> **Exercise brief**
What follows is a set of entries. Give them again exactly, without the pictures.

> **Supplied material**
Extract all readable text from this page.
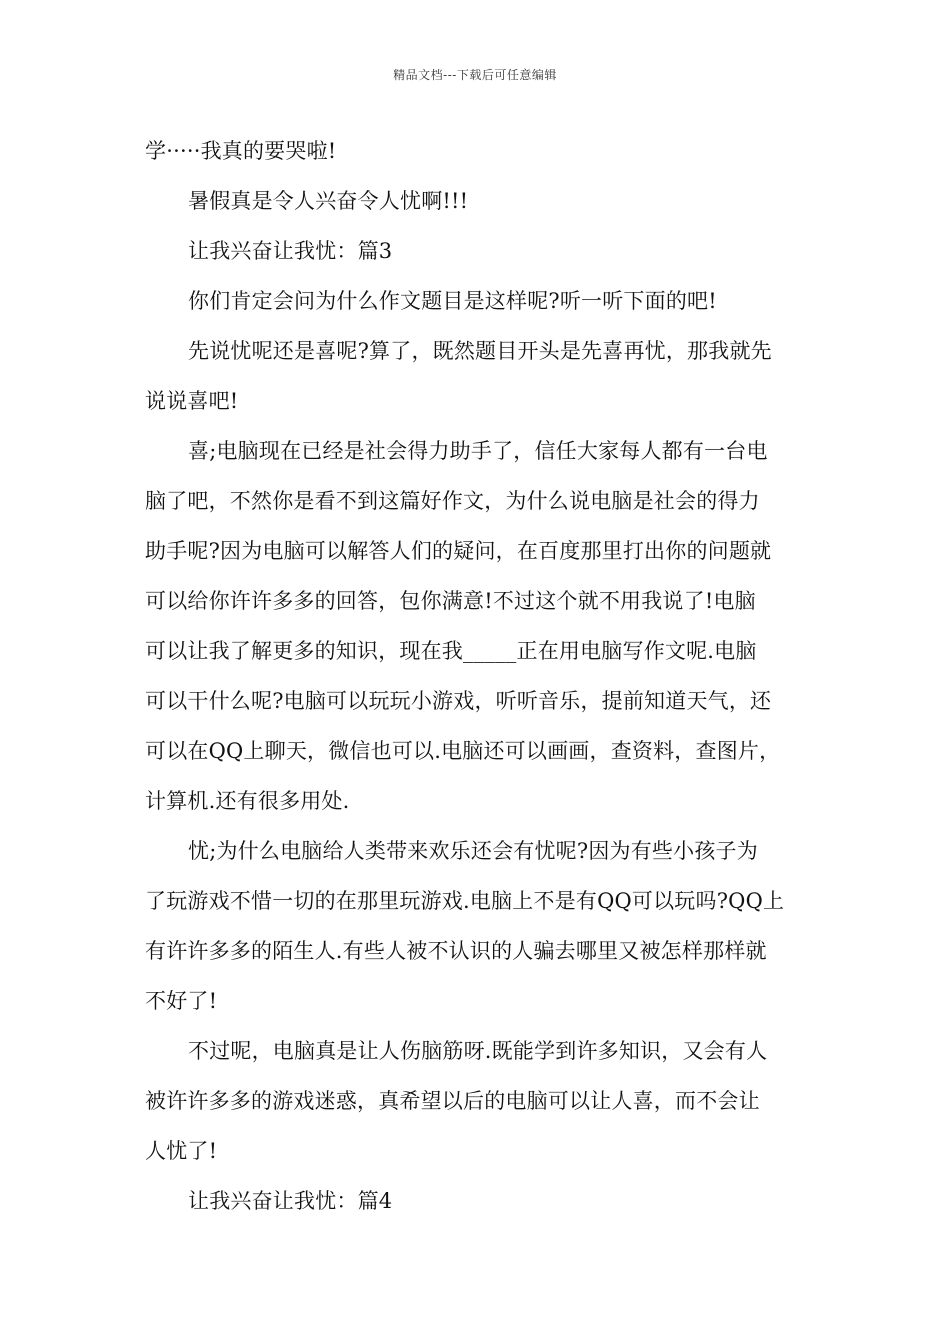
精品文档---下载后可任意编辑
学·····我真的要哭啦!
暑假真是令人兴奋令人忧啊!!!
让我兴奋让我忧：篇3
你们肯定会问为什么作文题目是这样呢?听一听下面的吧!
先说忧呢还是喜呢?算了，既然题目开头是先喜再忧，那我就先
说说喜吧!
喜;电脑现在已经是社会得力助手了，信任大家每人都有一台电
脑了吧，不然你是看不到这篇好作文，为什么说电脑是社会的得力
助手呢?因为电脑可以解答人们的疑问，在百度那里打出你的问题就
可以给你许许多多的回答，包你满意!不过这个就不用我说了!电脑
可以让我了解更多的知识，现在我_____正在用电脑写作文呢.电脑
可以干什么呢?电脑可以玩玩小游戏，听听音乐，提前知道天气，还
可以在QQ上聊天，微信也可以.电脑还可以画画，查资料，查图片，
计算机.还有很多用处.
忧;为什么电脑给人类带来欢乐还会有忧呢?因为有些小孩子为
了玩游戏不惜一切的在那里玩游戏.电脑上不是有QQ可以玩吗?QQ上
有许许多多的陌生人.有些人被不认识的人骗去哪里又被怎样那样就
不好了!
不过呢，电脑真是让人伤脑筋呀.既能学到许多知识，又会有人
被许许多多的游戏迷惑，真希望以后的电脑可以让人喜，而不会让
人忧了!
让我兴奋让我忧：篇4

> **Written response**
Extract all readable text from this page.
精品文档---下载后可任意编辑
学·····我真的要哭啦!
暑假真是令人兴奋令人忧啊!!!
让我兴奋让我忧：篇3
你们肯定会问为什么作文题目是这样呢?听一听下面的吧!
先说忧呢还是喜呢?算了，既然题目开头是先喜再忧，那我就先
说说喜吧!
喜;电脑现在已经是社会得力助手了，信任大家每人都有一台电
脑了吧，不然你是看不到这篇好作文，为什么说电脑是社会的得力
助手呢?因为电脑可以解答人们的疑问，在百度那里打出你的问题就
可以给你许许多多的回答，包你满意!不过这个就不用我说了!电脑
可以让我了解更多的知识，现在我_____正在用电脑写作文呢.电脑
可以干什么呢?电脑可以玩玩小游戏，听听音乐，提前知道天气，还
可以在QQ上聊天，微信也可以.电脑还可以画画，查资料，查图片，
计算机.还有很多用处.
忧;为什么电脑给人类带来欢乐还会有忧呢?因为有些小孩子为
了玩游戏不惜一切的在那里玩游戏.电脑上不是有QQ可以玩吗?QQ上
有许许多多的陌生人.有些人被不认识的人骗去哪里又被怎样那样就
不好了!
不过呢，电脑真是让人伤脑筋呀.既能学到许多知识，又会有人
被许许多多的游戏迷惑，真希望以后的电脑可以让人喜，而不会让
人忧了!
让我兴奋让我忧：篇4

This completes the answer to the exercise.